Extracted data entries:
»»

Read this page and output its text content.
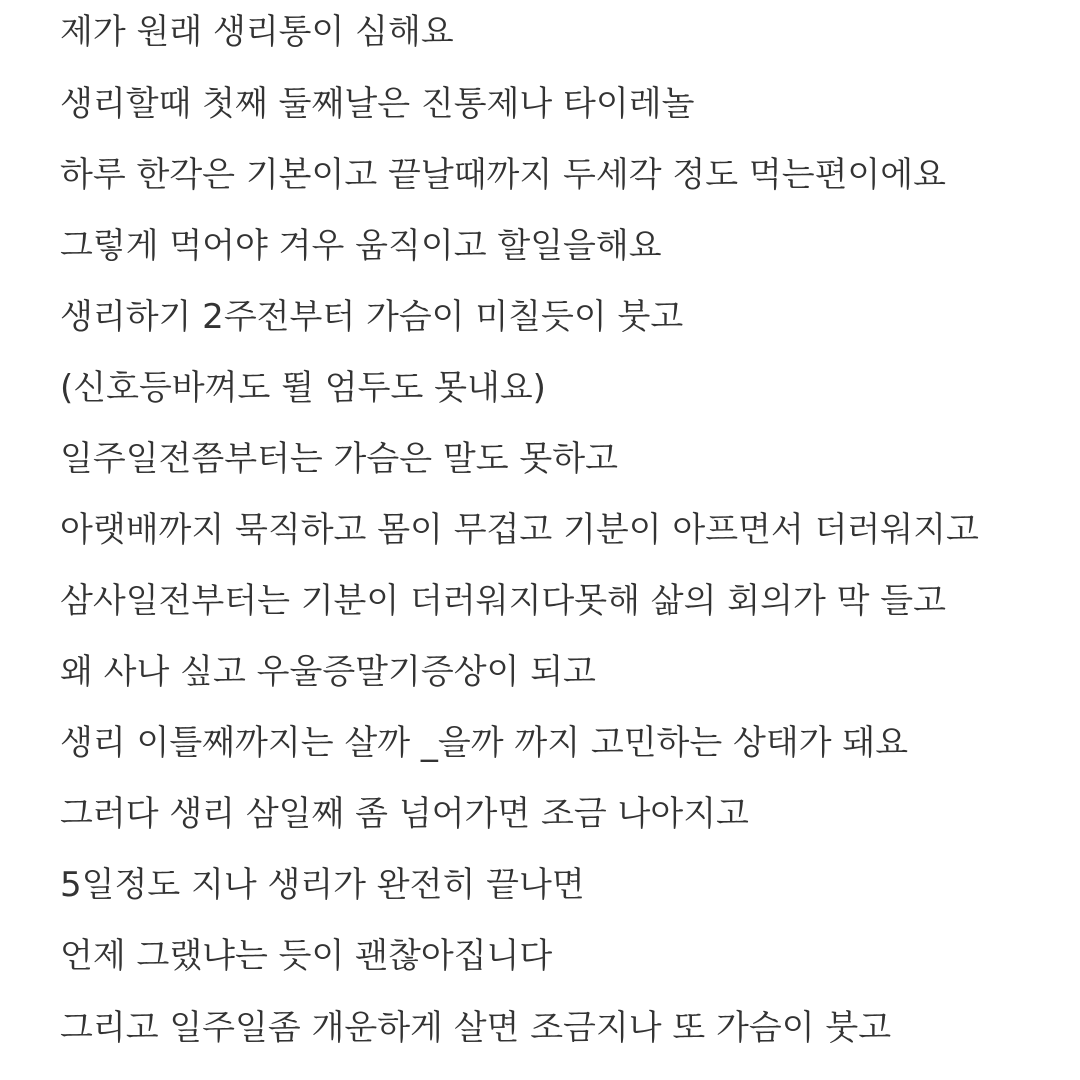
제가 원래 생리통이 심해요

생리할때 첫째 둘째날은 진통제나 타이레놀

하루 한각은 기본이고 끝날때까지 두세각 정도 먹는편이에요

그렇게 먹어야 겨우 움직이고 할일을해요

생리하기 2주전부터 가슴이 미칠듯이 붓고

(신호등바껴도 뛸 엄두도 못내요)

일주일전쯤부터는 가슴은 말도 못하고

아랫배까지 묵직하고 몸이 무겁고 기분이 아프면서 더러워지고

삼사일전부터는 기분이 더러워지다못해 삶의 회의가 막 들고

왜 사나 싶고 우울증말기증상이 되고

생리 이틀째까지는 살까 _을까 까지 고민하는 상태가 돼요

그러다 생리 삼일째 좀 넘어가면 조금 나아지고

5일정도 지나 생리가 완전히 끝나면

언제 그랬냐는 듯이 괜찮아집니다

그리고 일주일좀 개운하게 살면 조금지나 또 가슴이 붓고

««

- **Task brief**: Output all of the records exactly as they appear above, but not the pictures.

- **The response**:
Read this page and output its text content.
제가 원래 생리통이 심해요

생리할때 첫째 둘째날은 진통제나 타이레놀

하루 한각은 기본이고 끝날때까지 두세각 정도 먹는편이에요

그렇게 먹어야 겨우 움직이고 할일을해요

생리하기 2주전부터 가슴이 미칠듯이 붓고

(신호등바껴도 뛸 엄두도 못내요)

일주일전쯤부터는 가슴은 말도 못하고

아랫배까지 묵직하고 몸이 무겁고 기분이 아프면서 더러워지고

삼사일전부터는 기분이 더러워지다못해 삶의 회의가 막 들고

왜 사나 싶고 우울증말기증상이 되고

생리 이틀째까지는 살까 _을까 까지 고민하는 상태가 돼요

그러다 생리 삼일째 좀 넘어가면 조금 나아지고

5일정도 지나 생리가 완전히 끝나면

언제 그랬냐는 듯이 괜찮아집니다

그리고 일주일좀 개운하게 살면 조금지나 또 가슴이 붓고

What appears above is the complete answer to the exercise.